→ EXERCISE OBJECTIVE
Search the data for the string "ARALIK" and gather each line it is in.

(Stored entries)
◇ ◇ ◇

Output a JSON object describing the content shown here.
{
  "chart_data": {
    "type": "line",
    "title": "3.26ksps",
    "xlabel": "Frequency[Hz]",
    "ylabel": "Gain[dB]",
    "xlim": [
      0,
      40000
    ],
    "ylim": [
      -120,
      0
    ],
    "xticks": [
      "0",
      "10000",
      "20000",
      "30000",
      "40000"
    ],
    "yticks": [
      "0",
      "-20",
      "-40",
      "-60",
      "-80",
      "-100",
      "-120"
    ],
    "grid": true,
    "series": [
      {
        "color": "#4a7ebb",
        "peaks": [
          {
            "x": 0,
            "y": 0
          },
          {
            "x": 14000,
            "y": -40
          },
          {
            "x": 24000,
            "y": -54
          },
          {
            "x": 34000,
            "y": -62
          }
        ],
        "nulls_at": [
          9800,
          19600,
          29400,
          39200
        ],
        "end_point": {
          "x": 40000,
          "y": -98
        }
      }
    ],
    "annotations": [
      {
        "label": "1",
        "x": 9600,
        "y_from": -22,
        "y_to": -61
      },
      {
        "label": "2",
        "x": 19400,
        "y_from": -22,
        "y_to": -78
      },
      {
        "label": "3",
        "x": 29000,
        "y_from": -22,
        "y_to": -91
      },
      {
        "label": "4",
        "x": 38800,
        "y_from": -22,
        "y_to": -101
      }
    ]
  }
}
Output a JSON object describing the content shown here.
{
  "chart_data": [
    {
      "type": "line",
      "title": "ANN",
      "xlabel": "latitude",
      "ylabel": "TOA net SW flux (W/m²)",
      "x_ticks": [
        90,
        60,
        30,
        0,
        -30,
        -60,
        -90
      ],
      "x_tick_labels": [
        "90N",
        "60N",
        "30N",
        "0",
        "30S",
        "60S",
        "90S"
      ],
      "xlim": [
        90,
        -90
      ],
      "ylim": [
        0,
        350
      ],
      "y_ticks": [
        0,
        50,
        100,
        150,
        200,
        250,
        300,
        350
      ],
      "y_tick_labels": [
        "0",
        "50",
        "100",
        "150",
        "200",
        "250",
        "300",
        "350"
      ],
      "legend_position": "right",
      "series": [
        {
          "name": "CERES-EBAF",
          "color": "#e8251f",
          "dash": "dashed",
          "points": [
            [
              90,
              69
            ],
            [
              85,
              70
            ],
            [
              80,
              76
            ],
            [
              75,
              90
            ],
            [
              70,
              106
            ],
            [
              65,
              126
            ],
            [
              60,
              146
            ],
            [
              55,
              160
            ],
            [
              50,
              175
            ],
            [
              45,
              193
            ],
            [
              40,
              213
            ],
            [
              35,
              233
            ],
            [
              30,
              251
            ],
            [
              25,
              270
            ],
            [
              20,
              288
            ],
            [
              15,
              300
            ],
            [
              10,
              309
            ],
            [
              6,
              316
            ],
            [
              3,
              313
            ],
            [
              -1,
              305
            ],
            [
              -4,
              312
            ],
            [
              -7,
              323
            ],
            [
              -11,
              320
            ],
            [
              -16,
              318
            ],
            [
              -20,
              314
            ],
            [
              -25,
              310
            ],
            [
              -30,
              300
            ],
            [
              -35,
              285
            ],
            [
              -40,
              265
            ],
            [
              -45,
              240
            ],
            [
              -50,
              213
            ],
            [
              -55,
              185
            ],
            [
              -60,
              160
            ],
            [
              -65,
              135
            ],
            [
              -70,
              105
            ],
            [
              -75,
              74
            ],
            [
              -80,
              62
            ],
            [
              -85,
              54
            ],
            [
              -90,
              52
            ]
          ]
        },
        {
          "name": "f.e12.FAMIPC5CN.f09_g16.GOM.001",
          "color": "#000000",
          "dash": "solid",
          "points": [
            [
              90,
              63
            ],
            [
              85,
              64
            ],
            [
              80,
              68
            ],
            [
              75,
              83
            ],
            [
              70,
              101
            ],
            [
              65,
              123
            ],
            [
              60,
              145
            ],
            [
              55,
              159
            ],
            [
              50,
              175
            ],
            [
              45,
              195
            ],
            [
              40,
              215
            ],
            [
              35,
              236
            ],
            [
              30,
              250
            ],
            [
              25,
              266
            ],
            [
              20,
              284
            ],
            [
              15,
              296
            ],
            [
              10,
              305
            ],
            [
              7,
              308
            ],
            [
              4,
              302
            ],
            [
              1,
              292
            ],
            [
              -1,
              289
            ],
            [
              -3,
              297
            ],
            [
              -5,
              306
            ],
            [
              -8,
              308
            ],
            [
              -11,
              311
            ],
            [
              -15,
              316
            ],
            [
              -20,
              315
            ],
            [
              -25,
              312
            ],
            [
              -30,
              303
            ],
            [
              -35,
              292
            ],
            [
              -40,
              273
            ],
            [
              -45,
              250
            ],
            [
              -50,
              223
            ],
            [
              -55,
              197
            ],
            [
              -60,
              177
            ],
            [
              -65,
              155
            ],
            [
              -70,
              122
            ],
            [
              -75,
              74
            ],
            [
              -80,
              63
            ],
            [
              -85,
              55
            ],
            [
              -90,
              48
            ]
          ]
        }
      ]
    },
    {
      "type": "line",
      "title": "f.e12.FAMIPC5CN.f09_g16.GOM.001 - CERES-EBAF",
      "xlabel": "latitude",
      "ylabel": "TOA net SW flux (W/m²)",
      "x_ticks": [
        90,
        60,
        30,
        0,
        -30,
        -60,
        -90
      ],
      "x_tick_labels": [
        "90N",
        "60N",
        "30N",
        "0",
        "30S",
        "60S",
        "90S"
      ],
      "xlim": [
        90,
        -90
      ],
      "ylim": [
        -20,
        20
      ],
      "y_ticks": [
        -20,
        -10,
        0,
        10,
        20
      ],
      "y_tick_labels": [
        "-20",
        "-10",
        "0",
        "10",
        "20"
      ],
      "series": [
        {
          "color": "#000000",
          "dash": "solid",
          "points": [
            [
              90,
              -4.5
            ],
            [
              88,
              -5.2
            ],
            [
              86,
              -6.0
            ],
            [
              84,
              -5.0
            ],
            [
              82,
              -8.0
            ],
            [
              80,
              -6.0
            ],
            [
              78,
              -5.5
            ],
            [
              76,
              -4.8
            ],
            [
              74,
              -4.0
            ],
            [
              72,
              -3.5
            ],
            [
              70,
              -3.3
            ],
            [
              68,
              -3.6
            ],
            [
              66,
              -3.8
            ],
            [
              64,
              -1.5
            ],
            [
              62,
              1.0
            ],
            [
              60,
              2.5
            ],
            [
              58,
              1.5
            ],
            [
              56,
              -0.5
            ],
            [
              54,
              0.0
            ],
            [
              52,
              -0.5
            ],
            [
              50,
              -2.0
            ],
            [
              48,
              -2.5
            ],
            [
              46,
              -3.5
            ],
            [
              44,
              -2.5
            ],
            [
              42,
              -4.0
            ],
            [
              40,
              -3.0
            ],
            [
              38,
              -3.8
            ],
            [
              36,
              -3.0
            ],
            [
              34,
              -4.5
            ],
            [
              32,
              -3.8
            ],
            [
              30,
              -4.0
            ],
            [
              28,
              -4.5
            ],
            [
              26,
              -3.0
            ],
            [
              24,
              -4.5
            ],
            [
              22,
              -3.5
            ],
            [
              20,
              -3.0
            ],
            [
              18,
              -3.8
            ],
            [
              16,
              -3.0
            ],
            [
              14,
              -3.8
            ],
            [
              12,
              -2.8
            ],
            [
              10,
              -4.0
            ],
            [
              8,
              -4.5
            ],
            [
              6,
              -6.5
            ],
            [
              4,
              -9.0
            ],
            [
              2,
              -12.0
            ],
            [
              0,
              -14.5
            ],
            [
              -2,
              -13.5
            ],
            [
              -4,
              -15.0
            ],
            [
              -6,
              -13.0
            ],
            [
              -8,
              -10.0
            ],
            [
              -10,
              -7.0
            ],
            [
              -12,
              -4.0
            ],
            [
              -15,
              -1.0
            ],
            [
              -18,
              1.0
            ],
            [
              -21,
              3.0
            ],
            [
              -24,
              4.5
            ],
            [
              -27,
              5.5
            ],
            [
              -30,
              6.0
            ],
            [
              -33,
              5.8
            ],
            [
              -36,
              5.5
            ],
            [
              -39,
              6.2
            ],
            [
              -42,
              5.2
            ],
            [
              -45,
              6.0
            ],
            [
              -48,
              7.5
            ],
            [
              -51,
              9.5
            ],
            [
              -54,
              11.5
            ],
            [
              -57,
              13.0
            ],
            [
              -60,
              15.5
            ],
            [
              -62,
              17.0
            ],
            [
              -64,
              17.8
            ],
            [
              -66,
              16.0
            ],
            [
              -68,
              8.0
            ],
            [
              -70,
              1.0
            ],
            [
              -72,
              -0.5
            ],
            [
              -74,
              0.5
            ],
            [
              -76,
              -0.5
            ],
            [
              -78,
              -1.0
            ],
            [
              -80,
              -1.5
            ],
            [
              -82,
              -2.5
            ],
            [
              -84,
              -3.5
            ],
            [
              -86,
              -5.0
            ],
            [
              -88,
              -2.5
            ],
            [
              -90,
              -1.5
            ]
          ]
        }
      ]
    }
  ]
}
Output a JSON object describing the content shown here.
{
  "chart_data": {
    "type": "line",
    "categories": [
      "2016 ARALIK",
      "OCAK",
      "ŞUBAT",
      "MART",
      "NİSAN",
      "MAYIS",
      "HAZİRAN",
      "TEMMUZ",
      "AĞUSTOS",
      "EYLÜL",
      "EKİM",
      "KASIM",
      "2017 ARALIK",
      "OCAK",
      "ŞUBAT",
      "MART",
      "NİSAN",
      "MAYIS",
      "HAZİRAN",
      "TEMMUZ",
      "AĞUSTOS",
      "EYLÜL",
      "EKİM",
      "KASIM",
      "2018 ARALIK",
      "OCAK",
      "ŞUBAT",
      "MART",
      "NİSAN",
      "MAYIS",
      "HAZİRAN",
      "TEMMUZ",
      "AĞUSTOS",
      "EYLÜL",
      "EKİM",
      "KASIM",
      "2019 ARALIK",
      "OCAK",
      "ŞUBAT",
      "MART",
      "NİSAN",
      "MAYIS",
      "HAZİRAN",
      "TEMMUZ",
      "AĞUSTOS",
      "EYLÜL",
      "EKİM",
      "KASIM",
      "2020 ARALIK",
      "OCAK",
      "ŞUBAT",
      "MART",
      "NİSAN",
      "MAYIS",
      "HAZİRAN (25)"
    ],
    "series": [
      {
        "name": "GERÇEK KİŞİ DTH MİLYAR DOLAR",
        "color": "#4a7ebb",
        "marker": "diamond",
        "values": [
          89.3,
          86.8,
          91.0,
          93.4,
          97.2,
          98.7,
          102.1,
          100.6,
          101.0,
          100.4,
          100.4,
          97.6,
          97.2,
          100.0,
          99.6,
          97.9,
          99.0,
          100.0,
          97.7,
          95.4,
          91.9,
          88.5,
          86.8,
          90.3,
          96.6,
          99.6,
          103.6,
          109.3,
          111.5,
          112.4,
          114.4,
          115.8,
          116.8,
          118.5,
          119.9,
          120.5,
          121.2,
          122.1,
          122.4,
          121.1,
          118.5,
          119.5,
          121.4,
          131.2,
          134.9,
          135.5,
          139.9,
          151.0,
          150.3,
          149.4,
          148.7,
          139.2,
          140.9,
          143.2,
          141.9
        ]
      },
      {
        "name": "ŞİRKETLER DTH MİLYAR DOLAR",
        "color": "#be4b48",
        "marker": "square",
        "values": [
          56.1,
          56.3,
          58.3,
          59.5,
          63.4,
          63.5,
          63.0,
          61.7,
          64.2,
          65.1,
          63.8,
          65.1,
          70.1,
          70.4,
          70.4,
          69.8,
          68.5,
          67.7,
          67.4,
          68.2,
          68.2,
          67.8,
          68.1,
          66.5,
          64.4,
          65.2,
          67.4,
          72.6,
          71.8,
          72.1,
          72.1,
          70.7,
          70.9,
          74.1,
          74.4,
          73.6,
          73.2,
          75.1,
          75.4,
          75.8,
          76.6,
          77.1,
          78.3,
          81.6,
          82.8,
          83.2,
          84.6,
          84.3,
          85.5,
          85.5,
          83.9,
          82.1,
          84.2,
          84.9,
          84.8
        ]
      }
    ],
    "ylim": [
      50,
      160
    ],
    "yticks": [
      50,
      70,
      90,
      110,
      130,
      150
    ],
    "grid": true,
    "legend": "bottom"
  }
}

◇ ◇ ◇

→ WRITTEN RESPONSE
      "2016 ARALIK",
      "2017 ARALIK",
      "2018 ARALIK",
      "2019 ARALIK",
      "2020 ARALIK",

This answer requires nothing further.